EXERCISE INSTRUCTIONS: Go through the data below and copy it exactly, skipping every picture.

·····

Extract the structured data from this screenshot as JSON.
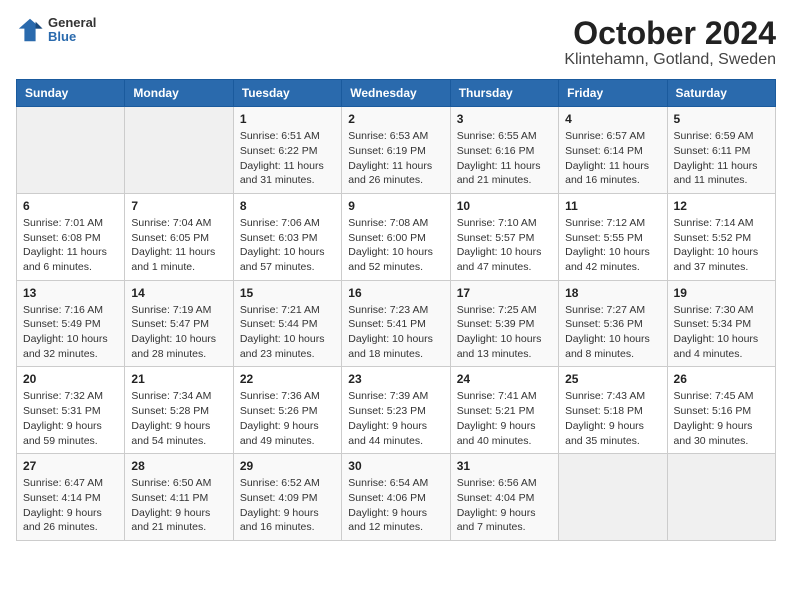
{
  "header": {
    "title": "October 2024",
    "subtitle": "Klintehamn, Gotland, Sweden",
    "logo_general": "General",
    "logo_blue": "Blue"
  },
  "weekdays": [
    "Sunday",
    "Monday",
    "Tuesday",
    "Wednesday",
    "Thursday",
    "Friday",
    "Saturday"
  ],
  "weeks": [
    [
      {
        "day": "",
        "sunrise": "",
        "sunset": "",
        "daylight": ""
      },
      {
        "day": "",
        "sunrise": "",
        "sunset": "",
        "daylight": ""
      },
      {
        "day": "1",
        "sunrise": "Sunrise: 6:51 AM",
        "sunset": "Sunset: 6:22 PM",
        "daylight": "Daylight: 11 hours and 31 minutes."
      },
      {
        "day": "2",
        "sunrise": "Sunrise: 6:53 AM",
        "sunset": "Sunset: 6:19 PM",
        "daylight": "Daylight: 11 hours and 26 minutes."
      },
      {
        "day": "3",
        "sunrise": "Sunrise: 6:55 AM",
        "sunset": "Sunset: 6:16 PM",
        "daylight": "Daylight: 11 hours and 21 minutes."
      },
      {
        "day": "4",
        "sunrise": "Sunrise: 6:57 AM",
        "sunset": "Sunset: 6:14 PM",
        "daylight": "Daylight: 11 hours and 16 minutes."
      },
      {
        "day": "5",
        "sunrise": "Sunrise: 6:59 AM",
        "sunset": "Sunset: 6:11 PM",
        "daylight": "Daylight: 11 hours and 11 minutes."
      }
    ],
    [
      {
        "day": "6",
        "sunrise": "Sunrise: 7:01 AM",
        "sunset": "Sunset: 6:08 PM",
        "daylight": "Daylight: 11 hours and 6 minutes."
      },
      {
        "day": "7",
        "sunrise": "Sunrise: 7:04 AM",
        "sunset": "Sunset: 6:05 PM",
        "daylight": "Daylight: 11 hours and 1 minute."
      },
      {
        "day": "8",
        "sunrise": "Sunrise: 7:06 AM",
        "sunset": "Sunset: 6:03 PM",
        "daylight": "Daylight: 10 hours and 57 minutes."
      },
      {
        "day": "9",
        "sunrise": "Sunrise: 7:08 AM",
        "sunset": "Sunset: 6:00 PM",
        "daylight": "Daylight: 10 hours and 52 minutes."
      },
      {
        "day": "10",
        "sunrise": "Sunrise: 7:10 AM",
        "sunset": "Sunset: 5:57 PM",
        "daylight": "Daylight: 10 hours and 47 minutes."
      },
      {
        "day": "11",
        "sunrise": "Sunrise: 7:12 AM",
        "sunset": "Sunset: 5:55 PM",
        "daylight": "Daylight: 10 hours and 42 minutes."
      },
      {
        "day": "12",
        "sunrise": "Sunrise: 7:14 AM",
        "sunset": "Sunset: 5:52 PM",
        "daylight": "Daylight: 10 hours and 37 minutes."
      }
    ],
    [
      {
        "day": "13",
        "sunrise": "Sunrise: 7:16 AM",
        "sunset": "Sunset: 5:49 PM",
        "daylight": "Daylight: 10 hours and 32 minutes."
      },
      {
        "day": "14",
        "sunrise": "Sunrise: 7:19 AM",
        "sunset": "Sunset: 5:47 PM",
        "daylight": "Daylight: 10 hours and 28 minutes."
      },
      {
        "day": "15",
        "sunrise": "Sunrise: 7:21 AM",
        "sunset": "Sunset: 5:44 PM",
        "daylight": "Daylight: 10 hours and 23 minutes."
      },
      {
        "day": "16",
        "sunrise": "Sunrise: 7:23 AM",
        "sunset": "Sunset: 5:41 PM",
        "daylight": "Daylight: 10 hours and 18 minutes."
      },
      {
        "day": "17",
        "sunrise": "Sunrise: 7:25 AM",
        "sunset": "Sunset: 5:39 PM",
        "daylight": "Daylight: 10 hours and 13 minutes."
      },
      {
        "day": "18",
        "sunrise": "Sunrise: 7:27 AM",
        "sunset": "Sunset: 5:36 PM",
        "daylight": "Daylight: 10 hours and 8 minutes."
      },
      {
        "day": "19",
        "sunrise": "Sunrise: 7:30 AM",
        "sunset": "Sunset: 5:34 PM",
        "daylight": "Daylight: 10 hours and 4 minutes."
      }
    ],
    [
      {
        "day": "20",
        "sunrise": "Sunrise: 7:32 AM",
        "sunset": "Sunset: 5:31 PM",
        "daylight": "Daylight: 9 hours and 59 minutes."
      },
      {
        "day": "21",
        "sunrise": "Sunrise: 7:34 AM",
        "sunset": "Sunset: 5:28 PM",
        "daylight": "Daylight: 9 hours and 54 minutes."
      },
      {
        "day": "22",
        "sunrise": "Sunrise: 7:36 AM",
        "sunset": "Sunset: 5:26 PM",
        "daylight": "Daylight: 9 hours and 49 minutes."
      },
      {
        "day": "23",
        "sunrise": "Sunrise: 7:39 AM",
        "sunset": "Sunset: 5:23 PM",
        "daylight": "Daylight: 9 hours and 44 minutes."
      },
      {
        "day": "24",
        "sunrise": "Sunrise: 7:41 AM",
        "sunset": "Sunset: 5:21 PM",
        "daylight": "Daylight: 9 hours and 40 minutes."
      },
      {
        "day": "25",
        "sunrise": "Sunrise: 7:43 AM",
        "sunset": "Sunset: 5:18 PM",
        "daylight": "Daylight: 9 hours and 35 minutes."
      },
      {
        "day": "26",
        "sunrise": "Sunrise: 7:45 AM",
        "sunset": "Sunset: 5:16 PM",
        "daylight": "Daylight: 9 hours and 30 minutes."
      }
    ],
    [
      {
        "day": "27",
        "sunrise": "Sunrise: 6:47 AM",
        "sunset": "Sunset: 4:14 PM",
        "daylight": "Daylight: 9 hours and 26 minutes."
      },
      {
        "day": "28",
        "sunrise": "Sunrise: 6:50 AM",
        "sunset": "Sunset: 4:11 PM",
        "daylight": "Daylight: 9 hours and 21 minutes."
      },
      {
        "day": "29",
        "sunrise": "Sunrise: 6:52 AM",
        "sunset": "Sunset: 4:09 PM",
        "daylight": "Daylight: 9 hours and 16 minutes."
      },
      {
        "day": "30",
        "sunrise": "Sunrise: 6:54 AM",
        "sunset": "Sunset: 4:06 PM",
        "daylight": "Daylight: 9 hours and 12 minutes."
      },
      {
        "day": "31",
        "sunrise": "Sunrise: 6:56 AM",
        "sunset": "Sunset: 4:04 PM",
        "daylight": "Daylight: 9 hours and 7 minutes."
      },
      {
        "day": "",
        "sunrise": "",
        "sunset": "",
        "daylight": ""
      },
      {
        "day": "",
        "sunrise": "",
        "sunset": "",
        "daylight": ""
      }
    ]
  ]
}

·····

SOLUTION FOR THIS EXERCISE:
Extract the structured data from this screenshot as JSON.
{
  "header": {
    "title": "October 2024",
    "subtitle": "Klintehamn, Gotland, Sweden",
    "logo_general": "General",
    "logo_blue": "Blue"
  },
  "weekdays": [
    "Sunday",
    "Monday",
    "Tuesday",
    "Wednesday",
    "Thursday",
    "Friday",
    "Saturday"
  ],
  "weeks": [
    [
      {
        "day": "",
        "sunrise": "",
        "sunset": "",
        "daylight": ""
      },
      {
        "day": "",
        "sunrise": "",
        "sunset": "",
        "daylight": ""
      },
      {
        "day": "1",
        "sunrise": "Sunrise: 6:51 AM",
        "sunset": "Sunset: 6:22 PM",
        "daylight": "Daylight: 11 hours and 31 minutes."
      },
      {
        "day": "2",
        "sunrise": "Sunrise: 6:53 AM",
        "sunset": "Sunset: 6:19 PM",
        "daylight": "Daylight: 11 hours and 26 minutes."
      },
      {
        "day": "3",
        "sunrise": "Sunrise: 6:55 AM",
        "sunset": "Sunset: 6:16 PM",
        "daylight": "Daylight: 11 hours and 21 minutes."
      },
      {
        "day": "4",
        "sunrise": "Sunrise: 6:57 AM",
        "sunset": "Sunset: 6:14 PM",
        "daylight": "Daylight: 11 hours and 16 minutes."
      },
      {
        "day": "5",
        "sunrise": "Sunrise: 6:59 AM",
        "sunset": "Sunset: 6:11 PM",
        "daylight": "Daylight: 11 hours and 11 minutes."
      }
    ],
    [
      {
        "day": "6",
        "sunrise": "Sunrise: 7:01 AM",
        "sunset": "Sunset: 6:08 PM",
        "daylight": "Daylight: 11 hours and 6 minutes."
      },
      {
        "day": "7",
        "sunrise": "Sunrise: 7:04 AM",
        "sunset": "Sunset: 6:05 PM",
        "daylight": "Daylight: 11 hours and 1 minute."
      },
      {
        "day": "8",
        "sunrise": "Sunrise: 7:06 AM",
        "sunset": "Sunset: 6:03 PM",
        "daylight": "Daylight: 10 hours and 57 minutes."
      },
      {
        "day": "9",
        "sunrise": "Sunrise: 7:08 AM",
        "sunset": "Sunset: 6:00 PM",
        "daylight": "Daylight: 10 hours and 52 minutes."
      },
      {
        "day": "10",
        "sunrise": "Sunrise: 7:10 AM",
        "sunset": "Sunset: 5:57 PM",
        "daylight": "Daylight: 10 hours and 47 minutes."
      },
      {
        "day": "11",
        "sunrise": "Sunrise: 7:12 AM",
        "sunset": "Sunset: 5:55 PM",
        "daylight": "Daylight: 10 hours and 42 minutes."
      },
      {
        "day": "12",
        "sunrise": "Sunrise: 7:14 AM",
        "sunset": "Sunset: 5:52 PM",
        "daylight": "Daylight: 10 hours and 37 minutes."
      }
    ],
    [
      {
        "day": "13",
        "sunrise": "Sunrise: 7:16 AM",
        "sunset": "Sunset: 5:49 PM",
        "daylight": "Daylight: 10 hours and 32 minutes."
      },
      {
        "day": "14",
        "sunrise": "Sunrise: 7:19 AM",
        "sunset": "Sunset: 5:47 PM",
        "daylight": "Daylight: 10 hours and 28 minutes."
      },
      {
        "day": "15",
        "sunrise": "Sunrise: 7:21 AM",
        "sunset": "Sunset: 5:44 PM",
        "daylight": "Daylight: 10 hours and 23 minutes."
      },
      {
        "day": "16",
        "sunrise": "Sunrise: 7:23 AM",
        "sunset": "Sunset: 5:41 PM",
        "daylight": "Daylight: 10 hours and 18 minutes."
      },
      {
        "day": "17",
        "sunrise": "Sunrise: 7:25 AM",
        "sunset": "Sunset: 5:39 PM",
        "daylight": "Daylight: 10 hours and 13 minutes."
      },
      {
        "day": "18",
        "sunrise": "Sunrise: 7:27 AM",
        "sunset": "Sunset: 5:36 PM",
        "daylight": "Daylight: 10 hours and 8 minutes."
      },
      {
        "day": "19",
        "sunrise": "Sunrise: 7:30 AM",
        "sunset": "Sunset: 5:34 PM",
        "daylight": "Daylight: 10 hours and 4 minutes."
      }
    ],
    [
      {
        "day": "20",
        "sunrise": "Sunrise: 7:32 AM",
        "sunset": "Sunset: 5:31 PM",
        "daylight": "Daylight: 9 hours and 59 minutes."
      },
      {
        "day": "21",
        "sunrise": "Sunrise: 7:34 AM",
        "sunset": "Sunset: 5:28 PM",
        "daylight": "Daylight: 9 hours and 54 minutes."
      },
      {
        "day": "22",
        "sunrise": "Sunrise: 7:36 AM",
        "sunset": "Sunset: 5:26 PM",
        "daylight": "Daylight: 9 hours and 49 minutes."
      },
      {
        "day": "23",
        "sunrise": "Sunrise: 7:39 AM",
        "sunset": "Sunset: 5:23 PM",
        "daylight": "Daylight: 9 hours and 44 minutes."
      },
      {
        "day": "24",
        "sunrise": "Sunrise: 7:41 AM",
        "sunset": "Sunset: 5:21 PM",
        "daylight": "Daylight: 9 hours and 40 minutes."
      },
      {
        "day": "25",
        "sunrise": "Sunrise: 7:43 AM",
        "sunset": "Sunset: 5:18 PM",
        "daylight": "Daylight: 9 hours and 35 minutes."
      },
      {
        "day": "26",
        "sunrise": "Sunrise: 7:45 AM",
        "sunset": "Sunset: 5:16 PM",
        "daylight": "Daylight: 9 hours and 30 minutes."
      }
    ],
    [
      {
        "day": "27",
        "sunrise": "Sunrise: 6:47 AM",
        "sunset": "Sunset: 4:14 PM",
        "daylight": "Daylight: 9 hours and 26 minutes."
      },
      {
        "day": "28",
        "sunrise": "Sunrise: 6:50 AM",
        "sunset": "Sunset: 4:11 PM",
        "daylight": "Daylight: 9 hours and 21 minutes."
      },
      {
        "day": "29",
        "sunrise": "Sunrise: 6:52 AM",
        "sunset": "Sunset: 4:09 PM",
        "daylight": "Daylight: 9 hours and 16 minutes."
      },
      {
        "day": "30",
        "sunrise": "Sunrise: 6:54 AM",
        "sunset": "Sunset: 4:06 PM",
        "daylight": "Daylight: 9 hours and 12 minutes."
      },
      {
        "day": "31",
        "sunrise": "Sunrise: 6:56 AM",
        "sunset": "Sunset: 4:04 PM",
        "daylight": "Daylight: 9 hours and 7 minutes."
      },
      {
        "day": "",
        "sunrise": "",
        "sunset": "",
        "daylight": ""
      },
      {
        "day": "",
        "sunrise": "",
        "sunset": "",
        "daylight": ""
      }
    ]
  ]
}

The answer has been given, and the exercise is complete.